[Extracted records]
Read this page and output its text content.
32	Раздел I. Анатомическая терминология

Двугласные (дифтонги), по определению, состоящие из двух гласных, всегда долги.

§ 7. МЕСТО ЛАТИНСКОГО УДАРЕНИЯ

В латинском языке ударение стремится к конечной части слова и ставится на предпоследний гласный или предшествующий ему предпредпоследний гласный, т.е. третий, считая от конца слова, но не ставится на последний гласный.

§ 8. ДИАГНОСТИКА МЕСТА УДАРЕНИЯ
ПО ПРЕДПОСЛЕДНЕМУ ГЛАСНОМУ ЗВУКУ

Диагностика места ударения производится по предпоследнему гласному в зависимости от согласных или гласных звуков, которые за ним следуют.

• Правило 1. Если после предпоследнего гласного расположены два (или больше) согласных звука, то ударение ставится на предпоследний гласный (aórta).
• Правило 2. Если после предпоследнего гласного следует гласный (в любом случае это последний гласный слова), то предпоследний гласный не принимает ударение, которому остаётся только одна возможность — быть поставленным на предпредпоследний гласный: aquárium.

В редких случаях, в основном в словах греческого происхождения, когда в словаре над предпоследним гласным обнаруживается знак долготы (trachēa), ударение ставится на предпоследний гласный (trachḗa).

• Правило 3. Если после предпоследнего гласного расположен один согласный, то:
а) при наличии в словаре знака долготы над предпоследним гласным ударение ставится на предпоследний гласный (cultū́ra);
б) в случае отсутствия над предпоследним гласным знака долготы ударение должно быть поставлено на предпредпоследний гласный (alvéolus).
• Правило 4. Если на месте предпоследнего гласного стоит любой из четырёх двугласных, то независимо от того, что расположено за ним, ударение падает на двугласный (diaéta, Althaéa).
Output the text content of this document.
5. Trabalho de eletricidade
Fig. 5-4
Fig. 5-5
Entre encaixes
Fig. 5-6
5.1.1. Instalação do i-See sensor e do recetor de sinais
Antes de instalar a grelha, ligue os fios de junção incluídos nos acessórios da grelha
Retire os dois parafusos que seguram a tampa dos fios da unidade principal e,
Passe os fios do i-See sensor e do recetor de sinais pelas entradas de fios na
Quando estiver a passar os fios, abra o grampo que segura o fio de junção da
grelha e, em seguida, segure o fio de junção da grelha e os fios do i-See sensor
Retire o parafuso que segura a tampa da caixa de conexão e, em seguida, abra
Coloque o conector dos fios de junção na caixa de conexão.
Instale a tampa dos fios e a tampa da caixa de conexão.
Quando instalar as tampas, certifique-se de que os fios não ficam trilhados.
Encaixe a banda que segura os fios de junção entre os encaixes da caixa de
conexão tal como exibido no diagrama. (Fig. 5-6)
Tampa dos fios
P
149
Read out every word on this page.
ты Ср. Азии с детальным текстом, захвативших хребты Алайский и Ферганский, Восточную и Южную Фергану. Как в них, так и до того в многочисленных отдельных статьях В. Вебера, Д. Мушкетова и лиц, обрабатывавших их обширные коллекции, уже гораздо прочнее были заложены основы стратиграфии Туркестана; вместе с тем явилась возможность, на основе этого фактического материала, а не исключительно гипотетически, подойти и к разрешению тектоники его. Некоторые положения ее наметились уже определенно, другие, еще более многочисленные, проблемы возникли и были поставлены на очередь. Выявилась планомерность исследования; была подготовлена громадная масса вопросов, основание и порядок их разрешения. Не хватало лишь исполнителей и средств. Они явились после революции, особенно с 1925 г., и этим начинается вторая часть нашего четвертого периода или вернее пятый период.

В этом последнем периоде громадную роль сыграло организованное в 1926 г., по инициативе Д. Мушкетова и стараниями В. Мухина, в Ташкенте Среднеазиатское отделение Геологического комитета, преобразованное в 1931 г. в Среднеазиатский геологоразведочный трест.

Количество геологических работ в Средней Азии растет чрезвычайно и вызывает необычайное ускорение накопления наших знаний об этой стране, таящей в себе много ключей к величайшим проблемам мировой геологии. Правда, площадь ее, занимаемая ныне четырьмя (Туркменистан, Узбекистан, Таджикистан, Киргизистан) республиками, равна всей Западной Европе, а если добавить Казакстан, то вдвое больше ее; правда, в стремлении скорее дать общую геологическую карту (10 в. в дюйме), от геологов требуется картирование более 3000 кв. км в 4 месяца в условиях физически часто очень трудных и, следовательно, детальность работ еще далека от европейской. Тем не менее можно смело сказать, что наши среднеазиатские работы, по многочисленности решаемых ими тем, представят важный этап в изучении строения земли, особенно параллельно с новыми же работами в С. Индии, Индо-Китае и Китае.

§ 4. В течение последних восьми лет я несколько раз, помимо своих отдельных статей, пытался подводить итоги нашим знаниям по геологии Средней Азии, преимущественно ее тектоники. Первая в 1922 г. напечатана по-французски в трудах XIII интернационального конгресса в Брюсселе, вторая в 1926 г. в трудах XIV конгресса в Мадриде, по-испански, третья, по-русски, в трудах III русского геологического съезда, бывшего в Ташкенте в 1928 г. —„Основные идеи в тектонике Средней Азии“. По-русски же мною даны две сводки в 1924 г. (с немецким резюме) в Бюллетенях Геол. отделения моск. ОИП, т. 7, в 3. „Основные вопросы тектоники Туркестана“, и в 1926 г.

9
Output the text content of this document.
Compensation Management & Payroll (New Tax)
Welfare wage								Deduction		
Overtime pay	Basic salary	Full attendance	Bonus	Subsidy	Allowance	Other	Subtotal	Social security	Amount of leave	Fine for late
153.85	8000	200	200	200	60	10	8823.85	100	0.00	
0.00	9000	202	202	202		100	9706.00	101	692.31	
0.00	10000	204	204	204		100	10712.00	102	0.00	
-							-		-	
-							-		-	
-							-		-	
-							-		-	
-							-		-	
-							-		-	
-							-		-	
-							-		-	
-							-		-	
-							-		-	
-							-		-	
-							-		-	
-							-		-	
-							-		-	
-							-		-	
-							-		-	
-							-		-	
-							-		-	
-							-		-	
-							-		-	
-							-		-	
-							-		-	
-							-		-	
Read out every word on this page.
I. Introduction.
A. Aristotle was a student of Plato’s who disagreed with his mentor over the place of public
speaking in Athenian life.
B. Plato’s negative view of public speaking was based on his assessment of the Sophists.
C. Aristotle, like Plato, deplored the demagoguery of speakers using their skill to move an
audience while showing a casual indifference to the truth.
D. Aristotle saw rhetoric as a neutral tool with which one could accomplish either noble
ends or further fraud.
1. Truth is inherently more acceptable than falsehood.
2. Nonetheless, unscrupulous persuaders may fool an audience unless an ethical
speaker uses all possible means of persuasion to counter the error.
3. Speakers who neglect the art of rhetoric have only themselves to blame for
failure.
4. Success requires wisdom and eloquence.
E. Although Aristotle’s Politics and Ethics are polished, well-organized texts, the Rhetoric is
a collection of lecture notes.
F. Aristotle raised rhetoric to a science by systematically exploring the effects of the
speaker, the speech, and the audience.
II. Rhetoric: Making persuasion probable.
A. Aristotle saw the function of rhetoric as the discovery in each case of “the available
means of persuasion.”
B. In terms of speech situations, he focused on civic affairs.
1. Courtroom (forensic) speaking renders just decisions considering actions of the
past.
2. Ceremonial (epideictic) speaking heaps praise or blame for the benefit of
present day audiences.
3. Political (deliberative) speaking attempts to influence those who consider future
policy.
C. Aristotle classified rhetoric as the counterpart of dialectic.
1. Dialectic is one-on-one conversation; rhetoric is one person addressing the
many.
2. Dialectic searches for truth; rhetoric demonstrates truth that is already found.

§ Requirements
All of the data shown above must be copied exactly.

§ Answer to the exercise
Read this page and output its text content.
32	Раздел I. Анатомическая терминология

Двугласные (дифтонги), по определению, состоящие из двух гласных, всегда долги.

§ 7. МЕСТО ЛАТИНСКОГО УДАРЕНИЯ

В латинском языке ударение стремится к конечной части слова и ставится на предпоследний гласный или предшествующий ему предпредпоследний гласный, т.е. третий, считая от конца слова, но не ставится на последний гласный.

§ 8. ДИАГНОСТИКА МЕСТА УДАРЕНИЯ
ПО ПРЕДПОСЛЕДНЕМУ ГЛАСНОМУ ЗВУКУ

Диагностика места ударения производится по предпоследнему гласному в зависимости от согласных или гласных звуков, которые за ним следуют.

• Правило 1. Если после предпоследнего гласного расположены два (или больше) согласных звука, то ударение ставится на предпоследний гласный (aórta).
• Правило 2. Если после предпоследнего гласного следует гласный (в любом случае это последний гласный слова), то предпоследний гласный не принимает ударение, которому остаётся только одна возможность — быть поставленным на предпредпоследний гласный: aquárium.

В редких случаях, в основном в словах греческого происхождения, когда в словаре над предпоследним гласным обнаруживается знак долготы (trachēa), ударение ставится на предпоследний гласный (trachḗa).

• Правило 3. Если после предпоследнего гласного расположен один согласный, то:
а) при наличии в словаре знака долготы над предпоследним гласным ударение ставится на предпоследний гласный (cultū́ra);
б) в случае отсутствия над предпоследним гласным знака долготы ударение должно быть поставлено на предпредпоследний гласный (alvéolus).
• Правило 4. Если на месте предпоследнего гласного стоит любой из четырёх двугласных, то независимо от того, что расположено за ним, ударение падает на двугласный (diaéta, Althaéa).
Output the text content of this document.
5. Trabalho de eletricidade
Fig. 5-4
Fig. 5-5
Entre encaixes
Fig. 5-6
5.1.1. Instalação do i-See sensor e do recetor de sinais
Antes de instalar a grelha, ligue os fios de junção incluídos nos acessórios da grelha
Retire os dois parafusos que seguram a tampa dos fios da unidade principal e,
Passe os fios do i-See sensor e do recetor de sinais pelas entradas de fios na
Quando estiver a passar os fios, abra o grampo que segura o fio de junção da
grelha e, em seguida, segure o fio de junção da grelha e os fios do i-See sensor
Retire o parafuso que segura a tampa da caixa de conexão e, em seguida, abra
Coloque o conector dos fios de junção na caixa de conexão.
Instale a tampa dos fios e a tampa da caixa de conexão.
Quando instalar as tampas, certifique-se de que os fios não ficam trilhados.
Encaixe a banda que segura os fios de junção entre os encaixes da caixa de
conexão tal como exibido no diagrama. (Fig. 5-6)
Tampa dos fios
P
149
Read out every word on this page.
ты Ср. Азии с детальным текстом, захвативших хребты Алайский и Ферганский, Восточную и Южную Фергану. Как в них, так и до того в многочисленных отдельных статьях В. Вебера, Д. Мушкетова и лиц, обрабатывавших их обширные коллекции, уже гораздо прочнее были заложены основы стратиграфии Туркестана; вместе с тем явилась возможность, на основе этого фактического материала, а не исключительно гипотетически, подойти и к разрешению тектоники его. Некоторые положения ее наметились уже определенно, другие, еще более многочисленные, проблемы возникли и были поставлены на очередь. Выявилась планомерность исследования; была подготовлена громадная масса вопросов, основание и порядок их разрешения. Не хватало лишь исполнителей и средств. Они явились после революции, особенно с 1925 г., и этим начинается вторая часть нашего четвертого периода или вернее пятый период.

В этом последнем периоде громадную роль сыграло организованное в 1926 г., по инициативе Д. Мушкетова и стараниями В. Мухина, в Ташкенте Среднеазиатское отделение Геологического комитета, преобразованное в 1931 г. в Среднеазиатский геологоразведочный трест.

Количество геологических работ в Средней Азии растет чрезвычайно и вызывает необычайное ускорение накопления наших знаний об этой стране, таящей в себе много ключей к величайшим проблемам мировой геологии. Правда, площадь ее, занимаемая ныне четырьмя (Туркменистан, Узбекистан, Таджикистан, Киргизистан) республиками, равна всей Западной Европе, а если добавить Казакстан, то вдвое больше ее; правда, в стремлении скорее дать общую геологическую карту (10 в. в дюйме), от геологов требуется картирование более 3000 кв. км в 4 месяца в условиях физически часто очень трудных и, следовательно, детальность работ еще далека от европейской. Тем не менее можно смело сказать, что наши среднеазиатские работы, по многочисленности решаемых ими тем, представят важный этап в изучении строения земли, особенно параллельно с новыми же работами в С. Индии, Индо-Китае и Китае.

§ 4. В течение последних восьми лет я несколько раз, помимо своих отдельных статей, пытался подводить итоги нашим знаниям по геологии Средней Азии, преимущественно ее тектоники. Первая в 1922 г. напечатана по-французски в трудах XIII интернационального конгресса в Брюсселе, вторая в 1926 г. в трудах XIV конгресса в Мадриде, по-испански, третья, по-русски, в трудах III русского геологического съезда, бывшего в Ташкенте в 1928 г. —„Основные идеи в тектонике Средней Азии“. По-русски же мною даны две сводки в 1924 г. (с немецким резюме) в Бюллетенях Геол. отделения моск. ОИП, т. 7, в 3. „Основные вопросы тектоники Туркестана“, и в 1926 г.

9
Output the text content of this document.
Compensation Management & Payroll (New Tax)
Welfare wage								Deduction		
Overtime pay	Basic salary	Full attendance	Bonus	Subsidy	Allowance	Other	Subtotal	Social security	Amount of leave	Fine for late
153.85	8000	200	200	200	60	10	8823.85	100	0.00	
0.00	9000	202	202	202		100	9706.00	101	692.31	
0.00	10000	204	204	204		100	10712.00	102	0.00	
-							-		-	
-							-		-	
-							-		-	
-							-		-	
-							-		-	
-							-		-	
-							-		-	
-							-		-	
-							-		-	
-							-		-	
-							-		-	
-							-		-	
-							-		-	
-							-		-	
-							-		-	
-							-		-	
-							-		-	
-							-		-	
-							-		-	
-							-		-	
-							-		-	
-							-		-	
-							-		-	
Read out every word on this page.
I. Introduction.
A. Aristotle was a student of Plato’s who disagreed with his mentor over the place of public
speaking in Athenian life.
B. Plato’s negative view of public speaking was based on his assessment of the Sophists.
C. Aristotle, like Plato, deplored the demagoguery of speakers using their skill to move an
audience while showing a casual indifference to the truth.
D. Aristotle saw rhetoric as a neutral tool with which one could accomplish either noble
ends or further fraud.
1. Truth is inherently more acceptable than falsehood.
2. Nonetheless, unscrupulous persuaders may fool an audience unless an ethical
speaker uses all possible means of persuasion to counter the error.
3. Speakers who neglect the art of rhetoric have only themselves to blame for
failure.
4. Success requires wisdom and eloquence.
E. Although Aristotle’s Politics and Ethics are polished, well-organized texts, the Rhetoric is
a collection of lecture notes.
F. Aristotle raised rhetoric to a science by systematically exploring the effects of the
speaker, the speech, and the audience.
II. Rhetoric: Making persuasion probable.
A. Aristotle saw the function of rhetoric as the discovery in each case of “the available
means of persuasion.”
B. In terms of speech situations, he focused on civic affairs.
1. Courtroom (forensic) speaking renders just decisions considering actions of the
past.
2. Ceremonial (epideictic) speaking heaps praise or blame for the benefit of
present day audiences.
3. Political (deliberative) speaking attempts to influence those who consider future
policy.
C. Aristotle classified rhetoric as the counterpart of dialectic.
1. Dialectic is one-on-one conversation; rhetoric is one person addressing the
many.
2. Dialectic searches for truth; rhetoric demonstrates truth that is already found.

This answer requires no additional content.